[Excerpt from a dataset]
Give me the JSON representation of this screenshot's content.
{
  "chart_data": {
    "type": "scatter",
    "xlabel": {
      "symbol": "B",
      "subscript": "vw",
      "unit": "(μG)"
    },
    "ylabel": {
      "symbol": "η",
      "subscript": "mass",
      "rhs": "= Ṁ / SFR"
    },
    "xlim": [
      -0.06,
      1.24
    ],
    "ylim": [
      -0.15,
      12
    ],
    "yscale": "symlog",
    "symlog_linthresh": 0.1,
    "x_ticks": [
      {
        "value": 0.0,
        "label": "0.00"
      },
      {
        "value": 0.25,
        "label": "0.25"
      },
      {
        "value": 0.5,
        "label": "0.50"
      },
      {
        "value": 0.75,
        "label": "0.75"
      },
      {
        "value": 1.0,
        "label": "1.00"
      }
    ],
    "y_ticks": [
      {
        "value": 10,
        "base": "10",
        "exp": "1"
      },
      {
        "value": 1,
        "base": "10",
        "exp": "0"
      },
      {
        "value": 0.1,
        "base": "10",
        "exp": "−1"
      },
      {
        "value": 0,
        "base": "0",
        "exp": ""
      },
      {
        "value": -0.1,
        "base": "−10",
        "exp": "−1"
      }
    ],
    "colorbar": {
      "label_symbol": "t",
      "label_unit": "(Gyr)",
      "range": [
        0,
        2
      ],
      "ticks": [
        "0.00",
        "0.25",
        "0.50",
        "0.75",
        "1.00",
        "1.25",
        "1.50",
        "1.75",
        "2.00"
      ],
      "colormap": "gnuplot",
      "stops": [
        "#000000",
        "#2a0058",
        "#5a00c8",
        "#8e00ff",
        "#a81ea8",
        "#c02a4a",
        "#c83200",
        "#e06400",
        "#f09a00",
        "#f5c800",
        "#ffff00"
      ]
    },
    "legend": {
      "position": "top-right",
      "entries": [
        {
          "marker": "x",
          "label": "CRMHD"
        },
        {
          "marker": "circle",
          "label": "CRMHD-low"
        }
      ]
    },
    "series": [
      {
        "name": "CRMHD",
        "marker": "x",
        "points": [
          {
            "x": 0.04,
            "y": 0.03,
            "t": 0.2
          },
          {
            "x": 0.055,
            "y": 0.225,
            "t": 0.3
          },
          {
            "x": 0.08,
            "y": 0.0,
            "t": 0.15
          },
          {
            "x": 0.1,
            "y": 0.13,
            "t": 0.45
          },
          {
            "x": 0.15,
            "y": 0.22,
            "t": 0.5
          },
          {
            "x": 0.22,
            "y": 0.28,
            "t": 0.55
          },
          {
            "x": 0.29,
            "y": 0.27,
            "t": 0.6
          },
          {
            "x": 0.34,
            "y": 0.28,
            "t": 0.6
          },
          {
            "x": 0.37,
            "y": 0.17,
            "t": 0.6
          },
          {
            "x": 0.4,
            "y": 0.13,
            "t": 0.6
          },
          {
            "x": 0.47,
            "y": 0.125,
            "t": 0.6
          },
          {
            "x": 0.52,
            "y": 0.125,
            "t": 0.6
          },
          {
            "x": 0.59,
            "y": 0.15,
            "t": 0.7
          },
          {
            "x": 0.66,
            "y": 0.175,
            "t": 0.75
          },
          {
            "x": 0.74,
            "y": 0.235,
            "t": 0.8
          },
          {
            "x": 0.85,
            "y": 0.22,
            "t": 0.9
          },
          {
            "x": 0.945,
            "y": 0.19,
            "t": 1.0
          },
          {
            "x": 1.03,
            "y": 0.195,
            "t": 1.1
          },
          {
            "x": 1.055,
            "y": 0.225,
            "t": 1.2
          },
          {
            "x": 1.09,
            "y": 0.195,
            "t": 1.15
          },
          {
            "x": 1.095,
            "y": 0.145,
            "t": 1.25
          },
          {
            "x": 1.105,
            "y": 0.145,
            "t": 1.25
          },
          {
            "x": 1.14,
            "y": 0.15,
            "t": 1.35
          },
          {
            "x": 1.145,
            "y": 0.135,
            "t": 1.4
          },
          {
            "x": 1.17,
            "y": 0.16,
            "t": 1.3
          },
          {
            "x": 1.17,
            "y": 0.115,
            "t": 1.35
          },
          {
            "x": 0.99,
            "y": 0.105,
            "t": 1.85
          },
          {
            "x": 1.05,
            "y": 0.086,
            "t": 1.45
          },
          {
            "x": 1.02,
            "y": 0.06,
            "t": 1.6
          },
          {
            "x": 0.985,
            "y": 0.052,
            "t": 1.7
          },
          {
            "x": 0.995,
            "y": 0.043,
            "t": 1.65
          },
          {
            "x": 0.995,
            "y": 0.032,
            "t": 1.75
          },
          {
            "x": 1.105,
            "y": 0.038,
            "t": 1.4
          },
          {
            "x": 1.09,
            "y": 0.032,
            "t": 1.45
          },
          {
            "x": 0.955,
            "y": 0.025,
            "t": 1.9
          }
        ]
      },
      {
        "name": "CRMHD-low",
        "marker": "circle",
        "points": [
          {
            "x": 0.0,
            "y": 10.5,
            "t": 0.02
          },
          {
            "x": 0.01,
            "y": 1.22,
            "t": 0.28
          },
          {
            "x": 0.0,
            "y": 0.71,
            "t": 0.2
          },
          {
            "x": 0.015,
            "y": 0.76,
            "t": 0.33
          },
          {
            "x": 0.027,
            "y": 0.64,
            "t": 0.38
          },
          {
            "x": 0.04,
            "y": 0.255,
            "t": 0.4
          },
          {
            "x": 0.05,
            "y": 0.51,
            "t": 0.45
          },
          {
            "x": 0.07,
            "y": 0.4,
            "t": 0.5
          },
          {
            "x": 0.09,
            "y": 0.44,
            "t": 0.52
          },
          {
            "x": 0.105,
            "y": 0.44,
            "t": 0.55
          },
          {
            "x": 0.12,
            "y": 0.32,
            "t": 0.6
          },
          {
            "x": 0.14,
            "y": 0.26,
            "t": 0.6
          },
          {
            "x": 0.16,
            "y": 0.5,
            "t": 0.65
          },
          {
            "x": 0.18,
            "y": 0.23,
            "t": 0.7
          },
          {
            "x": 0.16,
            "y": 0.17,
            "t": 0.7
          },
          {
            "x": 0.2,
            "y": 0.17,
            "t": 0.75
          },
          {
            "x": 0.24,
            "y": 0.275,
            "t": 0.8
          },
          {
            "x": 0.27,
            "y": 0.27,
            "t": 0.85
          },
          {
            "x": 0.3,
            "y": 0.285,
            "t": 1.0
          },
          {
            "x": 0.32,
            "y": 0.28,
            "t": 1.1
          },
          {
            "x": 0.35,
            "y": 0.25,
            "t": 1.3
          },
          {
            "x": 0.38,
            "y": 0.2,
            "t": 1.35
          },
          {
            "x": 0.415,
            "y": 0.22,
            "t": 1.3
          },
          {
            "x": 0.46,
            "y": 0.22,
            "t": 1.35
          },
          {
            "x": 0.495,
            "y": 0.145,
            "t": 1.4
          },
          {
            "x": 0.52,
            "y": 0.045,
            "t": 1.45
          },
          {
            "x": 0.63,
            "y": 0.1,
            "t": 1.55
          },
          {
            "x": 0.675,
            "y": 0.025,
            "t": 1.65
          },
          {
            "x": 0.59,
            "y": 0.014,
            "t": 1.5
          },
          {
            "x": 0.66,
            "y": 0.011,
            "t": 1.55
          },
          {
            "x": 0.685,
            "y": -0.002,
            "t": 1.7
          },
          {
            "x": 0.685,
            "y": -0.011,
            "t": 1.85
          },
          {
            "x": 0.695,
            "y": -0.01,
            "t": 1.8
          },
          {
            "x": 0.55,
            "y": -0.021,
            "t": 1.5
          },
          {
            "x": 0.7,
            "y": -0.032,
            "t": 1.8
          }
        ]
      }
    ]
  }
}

WRITTEN PROBLEM:
All of the entries must be written out exactly as they stand.

EXERCISE ANSWER:
Give me the JSON representation of this screenshot's content.
{
  "chart_data": {
    "type": "scatter",
    "xlabel": {
      "symbol": "B",
      "subscript": "vw",
      "unit": "(μG)"
    },
    "ylabel": {
      "symbol": "η",
      "subscript": "mass",
      "rhs": "= Ṁ / SFR"
    },
    "xlim": [
      -0.06,
      1.24
    ],
    "ylim": [
      -0.15,
      12
    ],
    "yscale": "symlog",
    "symlog_linthresh": 0.1,
    "x_ticks": [
      {
        "value": 0.0,
        "label": "0.00"
      },
      {
        "value": 0.25,
        "label": "0.25"
      },
      {
        "value": 0.5,
        "label": "0.50"
      },
      {
        "value": 0.75,
        "label": "0.75"
      },
      {
        "value": 1.0,
        "label": "1.00"
      }
    ],
    "y_ticks": [
      {
        "value": 10,
        "base": "10",
        "exp": "1"
      },
      {
        "value": 1,
        "base": "10",
        "exp": "0"
      },
      {
        "value": 0.1,
        "base": "10",
        "exp": "−1"
      },
      {
        "value": 0,
        "base": "0",
        "exp": ""
      },
      {
        "value": -0.1,
        "base": "−10",
        "exp": "−1"
      }
    ],
    "colorbar": {
      "label_symbol": "t",
      "label_unit": "(Gyr)",
      "range": [
        0,
        2
      ],
      "ticks": [
        "0.00",
        "0.25",
        "0.50",
        "0.75",
        "1.00",
        "1.25",
        "1.50",
        "1.75",
        "2.00"
      ],
      "colormap": "gnuplot",
      "stops": [
        "#000000",
        "#2a0058",
        "#5a00c8",
        "#8e00ff",
        "#a81ea8",
        "#c02a4a",
        "#c83200",
        "#e06400",
        "#f09a00",
        "#f5c800",
        "#ffff00"
      ]
    },
    "legend": {
      "position": "top-right",
      "entries": [
        {
          "marker": "x",
          "label": "CRMHD"
        },
        {
          "marker": "circle",
          "label": "CRMHD-low"
        }
      ]
    },
    "series": [
      {
        "name": "CRMHD",
        "marker": "x",
        "points": [
          {
            "x": 0.04,
            "y": 0.03,
            "t": 0.2
          },
          {
            "x": 0.055,
            "y": 0.225,
            "t": 0.3
          },
          {
            "x": 0.08,
            "y": 0.0,
            "t": 0.15
          },
          {
            "x": 0.1,
            "y": 0.13,
            "t": 0.45
          },
          {
            "x": 0.15,
            "y": 0.22,
            "t": 0.5
          },
          {
            "x": 0.22,
            "y": 0.28,
            "t": 0.55
          },
          {
            "x": 0.29,
            "y": 0.27,
            "t": 0.6
          },
          {
            "x": 0.34,
            "y": 0.28,
            "t": 0.6
          },
          {
            "x": 0.37,
            "y": 0.17,
            "t": 0.6
          },
          {
            "x": 0.4,
            "y": 0.13,
            "t": 0.6
          },
          {
            "x": 0.47,
            "y": 0.125,
            "t": 0.6
          },
          {
            "x": 0.52,
            "y": 0.125,
            "t": 0.6
          },
          {
            "x": 0.59,
            "y": 0.15,
            "t": 0.7
          },
          {
            "x": 0.66,
            "y": 0.175,
            "t": 0.75
          },
          {
            "x": 0.74,
            "y": 0.235,
            "t": 0.8
          },
          {
            "x": 0.85,
            "y": 0.22,
            "t": 0.9
          },
          {
            "x": 0.945,
            "y": 0.19,
            "t": 1.0
          },
          {
            "x": 1.03,
            "y": 0.195,
            "t": 1.1
          },
          {
            "x": 1.055,
            "y": 0.225,
            "t": 1.2
          },
          {
            "x": 1.09,
            "y": 0.195,
            "t": 1.15
          },
          {
            "x": 1.095,
            "y": 0.145,
            "t": 1.25
          },
          {
            "x": 1.105,
            "y": 0.145,
            "t": 1.25
          },
          {
            "x": 1.14,
            "y": 0.15,
            "t": 1.35
          },
          {
            "x": 1.145,
            "y": 0.135,
            "t": 1.4
          },
          {
            "x": 1.17,
            "y": 0.16,
            "t": 1.3
          },
          {
            "x": 1.17,
            "y": 0.115,
            "t": 1.35
          },
          {
            "x": 0.99,
            "y": 0.105,
            "t": 1.85
          },
          {
            "x": 1.05,
            "y": 0.086,
            "t": 1.45
          },
          {
            "x": 1.02,
            "y": 0.06,
            "t": 1.6
          },
          {
            "x": 0.985,
            "y": 0.052,
            "t": 1.7
          },
          {
            "x": 0.995,
            "y": 0.043,
            "t": 1.65
          },
          {
            "x": 0.995,
            "y": 0.032,
            "t": 1.75
          },
          {
            "x": 1.105,
            "y": 0.038,
            "t": 1.4
          },
          {
            "x": 1.09,
            "y": 0.032,
            "t": 1.45
          },
          {
            "x": 0.955,
            "y": 0.025,
            "t": 1.9
          }
        ]
      },
      {
        "name": "CRMHD-low",
        "marker": "circle",
        "points": [
          {
            "x": 0.0,
            "y": 10.5,
            "t": 0.02
          },
          {
            "x": 0.01,
            "y": 1.22,
            "t": 0.28
          },
          {
            "x": 0.0,
            "y": 0.71,
            "t": 0.2
          },
          {
            "x": 0.015,
            "y": 0.76,
            "t": 0.33
          },
          {
            "x": 0.027,
            "y": 0.64,
            "t": 0.38
          },
          {
            "x": 0.04,
            "y": 0.255,
            "t": 0.4
          },
          {
            "x": 0.05,
            "y": 0.51,
            "t": 0.45
          },
          {
            "x": 0.07,
            "y": 0.4,
            "t": 0.5
          },
          {
            "x": 0.09,
            "y": 0.44,
            "t": 0.52
          },
          {
            "x": 0.105,
            "y": 0.44,
            "t": 0.55
          },
          {
            "x": 0.12,
            "y": 0.32,
            "t": 0.6
          },
          {
            "x": 0.14,
            "y": 0.26,
            "t": 0.6
          },
          {
            "x": 0.16,
            "y": 0.5,
            "t": 0.65
          },
          {
            "x": 0.18,
            "y": 0.23,
            "t": 0.7
          },
          {
            "x": 0.16,
            "y": 0.17,
            "t": 0.7
          },
          {
            "x": 0.2,
            "y": 0.17,
            "t": 0.75
          },
          {
            "x": 0.24,
            "y": 0.275,
            "t": 0.8
          },
          {
            "x": 0.27,
            "y": 0.27,
            "t": 0.85
          },
          {
            "x": 0.3,
            "y": 0.285,
            "t": 1.0
          },
          {
            "x": 0.32,
            "y": 0.28,
            "t": 1.1
          },
          {
            "x": 0.35,
            "y": 0.25,
            "t": 1.3
          },
          {
            "x": 0.38,
            "y": 0.2,
            "t": 1.35
          },
          {
            "x": 0.415,
            "y": 0.22,
            "t": 1.3
          },
          {
            "x": 0.46,
            "y": 0.22,
            "t": 1.35
          },
          {
            "x": 0.495,
            "y": 0.145,
            "t": 1.4
          },
          {
            "x": 0.52,
            "y": 0.045,
            "t": 1.45
          },
          {
            "x": 0.63,
            "y": 0.1,
            "t": 1.55
          },
          {
            "x": 0.675,
            "y": 0.025,
            "t": 1.65
          },
          {
            "x": 0.59,
            "y": 0.014,
            "t": 1.5
          },
          {
            "x": 0.66,
            "y": 0.011,
            "t": 1.55
          },
          {
            "x": 0.685,
            "y": -0.002,
            "t": 1.7
          },
          {
            "x": 0.685,
            "y": -0.011,
            "t": 1.85
          },
          {
            "x": 0.695,
            "y": -0.01,
            "t": 1.8
          },
          {
            "x": 0.55,
            "y": -0.021,
            "t": 1.5
          },
          {
            "x": 0.7,
            "y": -0.032,
            "t": 1.8
          }
        ]
      }
    ]
  }
}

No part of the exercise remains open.